### Given problem
Filter the entries and keep only the lines where the string "Data" appears.

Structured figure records
**********
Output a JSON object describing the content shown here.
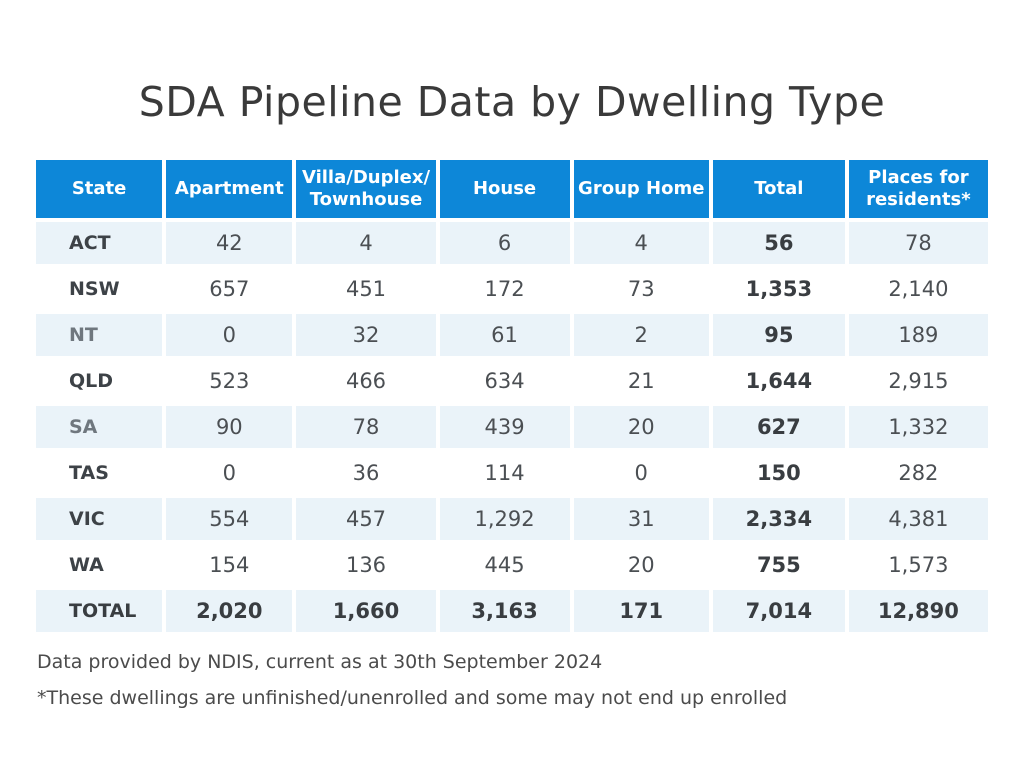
{
  "title": "SDA Pipeline Data by Dwelling Type",
  "table": {
    "columns": [
      {
        "key": "state",
        "lines": [
          "State"
        ]
      },
      {
        "key": "apartment",
        "lines": [
          "Apartment"
        ]
      },
      {
        "key": "villa",
        "lines": [
          "Villa/Duplex/",
          "Townhouse"
        ]
      },
      {
        "key": "house",
        "lines": [
          "House"
        ]
      },
      {
        "key": "group_home",
        "lines": [
          "Group Home"
        ]
      },
      {
        "key": "total",
        "lines": [
          "Total"
        ]
      },
      {
        "key": "places",
        "lines": [
          "Places for",
          "residents*"
        ]
      }
    ],
    "rows": [
      {
        "state": "ACT",
        "apartment": "42",
        "villa": "4",
        "house": "6",
        "group_home": "4",
        "total": "56",
        "places": "78",
        "muted": false,
        "is_total_row": false
      },
      {
        "state": "NSW",
        "apartment": "657",
        "villa": "451",
        "house": "172",
        "group_home": "73",
        "total": "1,353",
        "places": "2,140",
        "muted": false,
        "is_total_row": false
      },
      {
        "state": "NT",
        "apartment": "0",
        "villa": "32",
        "house": "61",
        "group_home": "2",
        "total": "95",
        "places": "189",
        "muted": true,
        "is_total_row": false
      },
      {
        "state": "QLD",
        "apartment": "523",
        "villa": "466",
        "house": "634",
        "group_home": "21",
        "total": "1,644",
        "places": "2,915",
        "muted": false,
        "is_total_row": false
      },
      {
        "state": "SA",
        "apartment": "90",
        "villa": "78",
        "house": "439",
        "group_home": "20",
        "total": "627",
        "places": "1,332",
        "muted": true,
        "is_total_row": false
      },
      {
        "state": "TAS",
        "apartment": "0",
        "villa": "36",
        "house": "114",
        "group_home": "0",
        "total": "150",
        "places": "282",
        "muted": false,
        "is_total_row": false
      },
      {
        "state": "VIC",
        "apartment": "554",
        "villa": "457",
        "house": "1,292",
        "group_home": "31",
        "total": "2,334",
        "places": "4,381",
        "muted": false,
        "is_total_row": false
      },
      {
        "state": "WA",
        "apartment": "154",
        "villa": "136",
        "house": "445",
        "group_home": "20",
        "total": "755",
        "places": "1,573",
        "muted": false,
        "is_total_row": false
      },
      {
        "state": "TOTAL",
        "apartment": "2,020",
        "villa": "1,660",
        "house": "3,163",
        "group_home": "171",
        "total": "7,014",
        "places": "12,890",
        "muted": false,
        "is_total_row": true
      }
    ]
  },
  "footnotes": [
    "Data provided by NDIS, current as at 30th September 2024",
    "*These dwellings are unfinished/unenrolled and some may not end up enrolled"
  ],
  "colors": {
    "header_bg": "#0d87d8",
    "header_text": "#ffffff",
    "row_shade": "#eaf3f9",
    "label_dark": "#3d4247",
    "label_muted": "#6f777e",
    "value_text": "#4b4f53",
    "title_text": "#3a3a3a",
    "footnote_text": "#4b4b4b"
  }
}
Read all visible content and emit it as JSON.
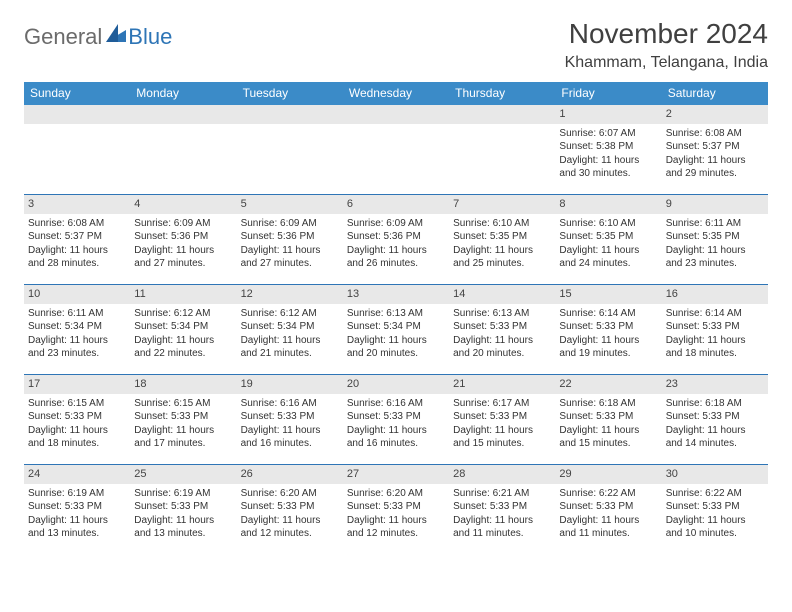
**********
### Worked solution
  "title": "SDA Pipeline Data by Dwelling Type",
    "Data provided by NDIS, current as at 30th September 2024",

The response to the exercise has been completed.